◆ Data shown
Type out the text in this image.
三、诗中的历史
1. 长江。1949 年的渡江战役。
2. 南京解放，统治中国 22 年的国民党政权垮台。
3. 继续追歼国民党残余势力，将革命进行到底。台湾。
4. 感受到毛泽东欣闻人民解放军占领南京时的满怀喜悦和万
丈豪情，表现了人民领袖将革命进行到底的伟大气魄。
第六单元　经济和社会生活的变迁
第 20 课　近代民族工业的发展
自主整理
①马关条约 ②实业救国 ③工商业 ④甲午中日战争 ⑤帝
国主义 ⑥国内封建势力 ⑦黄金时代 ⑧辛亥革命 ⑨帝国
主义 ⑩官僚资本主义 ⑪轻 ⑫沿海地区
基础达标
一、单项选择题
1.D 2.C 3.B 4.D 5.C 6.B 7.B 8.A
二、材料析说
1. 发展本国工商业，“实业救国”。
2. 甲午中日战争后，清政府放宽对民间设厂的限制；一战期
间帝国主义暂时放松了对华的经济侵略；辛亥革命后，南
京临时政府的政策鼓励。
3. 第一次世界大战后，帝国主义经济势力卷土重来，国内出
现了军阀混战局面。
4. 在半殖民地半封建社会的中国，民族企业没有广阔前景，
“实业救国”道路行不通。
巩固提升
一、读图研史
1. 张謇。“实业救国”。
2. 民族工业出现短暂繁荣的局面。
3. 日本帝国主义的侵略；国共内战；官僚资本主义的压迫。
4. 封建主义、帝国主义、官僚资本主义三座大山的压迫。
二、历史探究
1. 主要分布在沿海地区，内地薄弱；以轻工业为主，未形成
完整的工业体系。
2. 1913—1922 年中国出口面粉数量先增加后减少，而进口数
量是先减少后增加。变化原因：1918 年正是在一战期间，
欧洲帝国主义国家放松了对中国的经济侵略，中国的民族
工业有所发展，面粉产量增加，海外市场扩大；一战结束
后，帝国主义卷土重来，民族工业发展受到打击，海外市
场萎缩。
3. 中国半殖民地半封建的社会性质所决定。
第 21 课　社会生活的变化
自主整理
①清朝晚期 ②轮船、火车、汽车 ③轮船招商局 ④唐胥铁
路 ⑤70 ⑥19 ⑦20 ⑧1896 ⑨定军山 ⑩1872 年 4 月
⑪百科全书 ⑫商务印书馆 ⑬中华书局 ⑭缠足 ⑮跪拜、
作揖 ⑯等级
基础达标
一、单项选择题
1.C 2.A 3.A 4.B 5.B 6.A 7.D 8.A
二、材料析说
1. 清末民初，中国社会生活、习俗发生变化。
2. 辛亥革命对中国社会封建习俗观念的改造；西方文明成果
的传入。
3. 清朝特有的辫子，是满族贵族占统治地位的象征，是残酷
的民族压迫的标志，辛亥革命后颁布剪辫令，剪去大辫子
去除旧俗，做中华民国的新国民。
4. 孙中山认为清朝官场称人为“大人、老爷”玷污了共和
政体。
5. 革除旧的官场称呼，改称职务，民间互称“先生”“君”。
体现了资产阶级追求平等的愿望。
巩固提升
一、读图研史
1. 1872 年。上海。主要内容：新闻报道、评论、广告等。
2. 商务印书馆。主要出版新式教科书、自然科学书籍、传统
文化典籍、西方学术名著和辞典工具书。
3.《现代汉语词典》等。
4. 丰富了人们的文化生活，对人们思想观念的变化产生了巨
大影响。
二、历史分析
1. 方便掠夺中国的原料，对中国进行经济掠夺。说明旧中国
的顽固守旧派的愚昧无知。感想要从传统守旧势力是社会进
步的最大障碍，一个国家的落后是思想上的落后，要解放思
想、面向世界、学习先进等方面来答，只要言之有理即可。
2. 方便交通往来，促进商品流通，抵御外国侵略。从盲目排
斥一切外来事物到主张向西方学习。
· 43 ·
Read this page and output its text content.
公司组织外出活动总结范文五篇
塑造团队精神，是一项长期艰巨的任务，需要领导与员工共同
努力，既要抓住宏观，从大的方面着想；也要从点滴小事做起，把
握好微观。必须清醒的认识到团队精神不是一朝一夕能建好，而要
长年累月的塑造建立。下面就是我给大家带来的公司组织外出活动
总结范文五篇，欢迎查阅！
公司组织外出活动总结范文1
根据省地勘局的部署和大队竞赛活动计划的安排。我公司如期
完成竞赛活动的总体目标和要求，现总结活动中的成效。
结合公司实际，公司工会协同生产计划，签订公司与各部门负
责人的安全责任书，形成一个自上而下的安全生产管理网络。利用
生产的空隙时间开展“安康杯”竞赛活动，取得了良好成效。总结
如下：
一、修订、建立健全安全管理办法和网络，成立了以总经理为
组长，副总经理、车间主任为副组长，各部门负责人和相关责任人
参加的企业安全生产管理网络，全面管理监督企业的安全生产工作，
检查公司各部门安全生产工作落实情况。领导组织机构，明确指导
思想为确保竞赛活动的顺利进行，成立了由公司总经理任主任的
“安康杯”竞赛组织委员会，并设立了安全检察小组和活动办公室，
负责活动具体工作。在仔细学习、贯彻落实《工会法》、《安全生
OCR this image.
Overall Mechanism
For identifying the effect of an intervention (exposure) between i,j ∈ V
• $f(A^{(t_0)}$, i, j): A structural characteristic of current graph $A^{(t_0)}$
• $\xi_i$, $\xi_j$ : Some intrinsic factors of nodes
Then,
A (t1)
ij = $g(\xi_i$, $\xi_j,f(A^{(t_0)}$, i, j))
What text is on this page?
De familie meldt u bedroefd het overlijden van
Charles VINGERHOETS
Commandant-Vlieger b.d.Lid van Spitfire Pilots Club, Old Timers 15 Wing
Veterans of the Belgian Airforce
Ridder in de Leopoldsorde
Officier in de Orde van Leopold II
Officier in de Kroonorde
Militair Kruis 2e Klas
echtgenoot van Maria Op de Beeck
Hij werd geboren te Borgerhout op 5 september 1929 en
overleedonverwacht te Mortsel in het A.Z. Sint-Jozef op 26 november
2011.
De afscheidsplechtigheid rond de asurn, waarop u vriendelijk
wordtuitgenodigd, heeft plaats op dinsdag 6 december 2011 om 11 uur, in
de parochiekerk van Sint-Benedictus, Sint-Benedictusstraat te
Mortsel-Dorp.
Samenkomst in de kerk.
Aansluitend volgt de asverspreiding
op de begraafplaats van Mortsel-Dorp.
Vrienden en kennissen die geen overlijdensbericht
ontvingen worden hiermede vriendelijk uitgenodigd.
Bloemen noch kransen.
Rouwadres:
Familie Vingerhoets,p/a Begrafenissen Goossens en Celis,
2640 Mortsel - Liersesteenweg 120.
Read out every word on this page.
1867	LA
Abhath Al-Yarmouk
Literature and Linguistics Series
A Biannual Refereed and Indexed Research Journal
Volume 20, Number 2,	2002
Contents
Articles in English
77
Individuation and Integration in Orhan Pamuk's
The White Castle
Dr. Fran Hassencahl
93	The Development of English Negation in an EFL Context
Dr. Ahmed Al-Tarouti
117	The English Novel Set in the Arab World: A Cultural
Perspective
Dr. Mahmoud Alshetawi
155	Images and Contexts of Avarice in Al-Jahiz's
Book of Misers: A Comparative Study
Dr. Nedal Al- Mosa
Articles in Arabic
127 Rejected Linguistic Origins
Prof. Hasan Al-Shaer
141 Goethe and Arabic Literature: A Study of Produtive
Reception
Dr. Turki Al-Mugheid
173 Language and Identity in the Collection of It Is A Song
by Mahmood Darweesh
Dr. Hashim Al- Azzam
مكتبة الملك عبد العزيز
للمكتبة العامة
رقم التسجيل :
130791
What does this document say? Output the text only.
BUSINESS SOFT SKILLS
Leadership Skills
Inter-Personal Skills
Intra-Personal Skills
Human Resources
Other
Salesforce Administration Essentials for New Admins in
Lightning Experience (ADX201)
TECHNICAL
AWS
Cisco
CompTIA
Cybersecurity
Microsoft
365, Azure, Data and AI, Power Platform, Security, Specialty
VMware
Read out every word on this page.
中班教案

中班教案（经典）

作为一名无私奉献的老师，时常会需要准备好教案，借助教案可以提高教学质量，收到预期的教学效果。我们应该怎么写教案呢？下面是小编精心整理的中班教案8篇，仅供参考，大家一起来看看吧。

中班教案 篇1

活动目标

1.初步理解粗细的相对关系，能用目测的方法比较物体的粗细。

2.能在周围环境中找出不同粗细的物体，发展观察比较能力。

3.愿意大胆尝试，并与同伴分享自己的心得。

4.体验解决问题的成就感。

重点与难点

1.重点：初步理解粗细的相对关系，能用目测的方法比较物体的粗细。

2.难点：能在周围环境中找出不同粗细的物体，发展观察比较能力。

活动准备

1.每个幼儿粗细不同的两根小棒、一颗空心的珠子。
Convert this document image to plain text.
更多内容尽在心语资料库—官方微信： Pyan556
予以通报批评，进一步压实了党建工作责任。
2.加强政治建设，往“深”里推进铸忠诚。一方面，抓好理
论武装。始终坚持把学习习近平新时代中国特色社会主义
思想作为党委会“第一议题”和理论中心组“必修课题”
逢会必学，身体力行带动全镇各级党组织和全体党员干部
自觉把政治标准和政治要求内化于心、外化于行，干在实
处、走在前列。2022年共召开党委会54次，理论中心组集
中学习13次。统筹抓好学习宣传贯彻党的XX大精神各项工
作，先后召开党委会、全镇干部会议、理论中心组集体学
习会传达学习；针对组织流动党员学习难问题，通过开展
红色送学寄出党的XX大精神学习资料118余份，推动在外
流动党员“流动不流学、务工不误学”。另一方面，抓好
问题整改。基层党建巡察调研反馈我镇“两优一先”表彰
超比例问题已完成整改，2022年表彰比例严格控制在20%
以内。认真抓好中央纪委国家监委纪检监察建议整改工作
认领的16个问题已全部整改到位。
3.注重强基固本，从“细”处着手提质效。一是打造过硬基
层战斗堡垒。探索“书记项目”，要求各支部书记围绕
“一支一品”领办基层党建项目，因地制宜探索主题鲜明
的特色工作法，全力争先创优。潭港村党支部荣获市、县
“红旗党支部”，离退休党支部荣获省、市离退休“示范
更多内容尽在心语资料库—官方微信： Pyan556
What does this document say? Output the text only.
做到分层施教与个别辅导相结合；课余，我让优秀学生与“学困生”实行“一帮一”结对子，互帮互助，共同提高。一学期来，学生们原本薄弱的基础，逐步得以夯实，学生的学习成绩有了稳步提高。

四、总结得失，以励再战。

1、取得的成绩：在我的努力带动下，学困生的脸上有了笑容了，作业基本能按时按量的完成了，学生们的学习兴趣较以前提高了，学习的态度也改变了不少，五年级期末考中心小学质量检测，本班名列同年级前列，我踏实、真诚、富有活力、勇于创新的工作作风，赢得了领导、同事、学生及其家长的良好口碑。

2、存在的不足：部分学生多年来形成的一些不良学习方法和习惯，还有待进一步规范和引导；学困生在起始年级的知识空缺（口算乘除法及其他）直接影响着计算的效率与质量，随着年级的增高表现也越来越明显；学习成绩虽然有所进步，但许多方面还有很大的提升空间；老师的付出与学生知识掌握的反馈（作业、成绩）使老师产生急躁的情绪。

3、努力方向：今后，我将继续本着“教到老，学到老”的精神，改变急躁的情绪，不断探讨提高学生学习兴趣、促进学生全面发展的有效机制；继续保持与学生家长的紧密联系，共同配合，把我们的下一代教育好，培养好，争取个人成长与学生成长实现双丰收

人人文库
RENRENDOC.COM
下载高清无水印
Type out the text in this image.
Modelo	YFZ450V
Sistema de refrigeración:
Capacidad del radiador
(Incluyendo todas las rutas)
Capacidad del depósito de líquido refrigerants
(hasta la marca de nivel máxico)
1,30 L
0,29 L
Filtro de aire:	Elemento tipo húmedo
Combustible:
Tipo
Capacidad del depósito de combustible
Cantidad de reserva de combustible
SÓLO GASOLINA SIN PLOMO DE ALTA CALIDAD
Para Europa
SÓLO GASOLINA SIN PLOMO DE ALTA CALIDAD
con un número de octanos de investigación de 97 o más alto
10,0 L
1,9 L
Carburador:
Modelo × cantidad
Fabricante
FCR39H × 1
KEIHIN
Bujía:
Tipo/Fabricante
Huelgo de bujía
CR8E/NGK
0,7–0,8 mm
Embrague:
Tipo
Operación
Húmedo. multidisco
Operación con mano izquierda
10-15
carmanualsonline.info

◆ The problem
Every line of the records that includes the word "page" should be gathered.

◆ Task solution
Read this page and output its text content.
What text is on this page?
Read out every word on this page.
Read out every word on this page.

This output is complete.